**Stated problem**
Return all of the data exactly as written, without the pictures.

* * *

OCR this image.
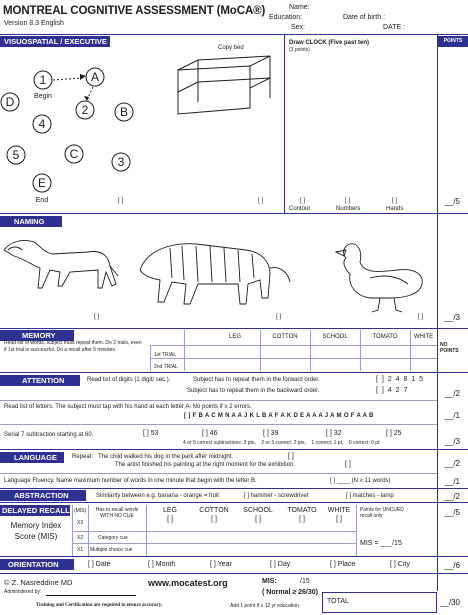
MONTREAL COGNITIVE ASSESSMENT (MoCA®)
Version 8.3 English
Name:
Education:
Sex:
Date of birth :
DATE :
VISUOSPATIAL / EXECUTIVE	POINTS
Copy bed
Draw CLOCK (Five past ten)
(3 points)
1	A
2	B
D
4
5	C
3
E
Begin
End	[ ]	[ ]	[ ]	[ ]	[ ]
Contour	Numbers	Hands
__/5
NAMING
[ ]	[ ]	[ ]	__/3
MEMORY
Read list of words, subject must repeat them. Do 2 trials, even if 1st trial is successful. Do a recall after 5 minutes.
LEG	COTTON	SCHOOL	TOMATO	WHITE
1st TRIAL
2nd TRIAL
NO POINTS
ATTENTION	Read list of digits (1 digit/ sec.).	Subject has to repeat them in the forward order.	[ ] 2 4 8 1 5
Subject has to repeat them in the backward order.	[ ] 4 2 7	__/2
Read list of letters. The subject must tap with his hand at each letter A. No points if ≥ 2 errors.
[ ] F B A C M N A A J K L B A F A K D E A A A J A M O F A A B	__/1
Serial 7 subtraction starting at 60.	[ ] 53	[ ] 46	[ ] 39	[ ] 32	[ ] 25
4 or 5 correct subtractions: 3 pts,    2 or 3 correct: 2 pts,    1 correct: 1 pt,    0 correct: 0 pt	__/3
LANGUAGE	Repeat: The child walked his dog in the park after midnight.	[ ]
The artist finished his painting at the right moment for the exhibition.	[ ]	__/2
Language Fluency. Name maximum number of words in one minute that begin with the letter B.	[ ] ____ (N ≥ 11 words)	__/1
ABSTRACTION	Similarity between e.g. banana - orange = fruit	[ ] hammer - screwdriver	[ ] matches - lamp	__/2
DELAYED RECALL (MIS)
X3
X2
X1
Has to recall words WITH NO CUE
Category cue
Multiple choice cue
LEG	COTTON	SCHOOL	TOMATO	WHITE
[ ]	[ ]	[ ]	[ ]	[ ]
Points for UNCUED recall only
MIS = ___/15
Memory Index Score (MIS)
__/5
ORIENTATION	[ ] Date	[ ] Month	[ ] Year	[ ] Day	[ ] Place	[ ] City	__/6
© Z. Nasreddine MD
Administered by:
Training and Certification are required to ensure accuracy.
www.mocatest.org	MIS:	/15
( Normal ≥ 26/30)
Add 1 point if ≤ 12 yr education
TOTAL	__/30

* * *

**Solution below**
OCR this image.
MONTREAL COGNITIVE ASSESSMENT (MoCA®)
Version 8.3 English
Name:
Education:
Sex:
Date of birth :
DATE :
VISUOSPATIAL / EXECUTIVE	POINTS
Copy bed
Draw CLOCK (Five past ten)
(3 points)
1	A
2	B
D
4
5	C
3
E
Begin
End	[ ]	[ ]	[ ]	[ ]	[ ]
Contour	Numbers	Hands
__/5
NAMING
[ ]	[ ]	[ ]	__/3
MEMORY
Read list of words, subject must repeat them. Do 2 trials, even if 1st trial is successful. Do a recall after 5 minutes.
LEG	COTTON	SCHOOL	TOMATO	WHITE
1st TRIAL
2nd TRIAL
NO POINTS
ATTENTION	Read list of digits (1 digit/ sec.).	Subject has to repeat them in the forward order.	[ ] 2 4 8 1 5
Subject has to repeat them in the backward order.	[ ] 4 2 7	__/2
Read list of letters. The subject must tap with his hand at each letter A. No points if ≥ 2 errors.
[ ] F B A C M N A A J K L B A F A K D E A A A J A M O F A A B	__/1
Serial 7 subtraction starting at 60.	[ ] 53	[ ] 46	[ ] 39	[ ] 32	[ ] 25
4 or 5 correct subtractions: 3 pts,    2 or 3 correct: 2 pts,    1 correct: 1 pt,    0 correct: 0 pt	__/3
LANGUAGE	Repeat: The child walked his dog in the park after midnight.	[ ]
The artist finished his painting at the right moment for the exhibition.	[ ]	__/2
Language Fluency. Name maximum number of words in one minute that begin with the letter B.	[ ] ____ (N ≥ 11 words)	__/1
ABSTRACTION	Similarity between e.g. banana - orange = fruit	[ ] hammer - screwdriver	[ ] matches - lamp	__/2
DELAYED RECALL (MIS)
X3
X2
X1
Has to recall words WITH NO CUE
Category cue
Multiple choice cue
LEG	COTTON	SCHOOL	TOMATO	WHITE
[ ]	[ ]	[ ]	[ ]	[ ]
Points for UNCUED recall only
MIS = ___/15
Memory Index Score (MIS)
__/5
ORIENTATION	[ ] Date	[ ] Month	[ ] Year	[ ] Day	[ ] Place	[ ] City	__/6
© Z. Nasreddine MD
Administered by:
Training and Certification are required to ensure accuracy.
www.mocatest.org	MIS:	/15
( Normal ≥ 26/30)
Add 1 point if ≤ 12 yr education
TOTAL	__/30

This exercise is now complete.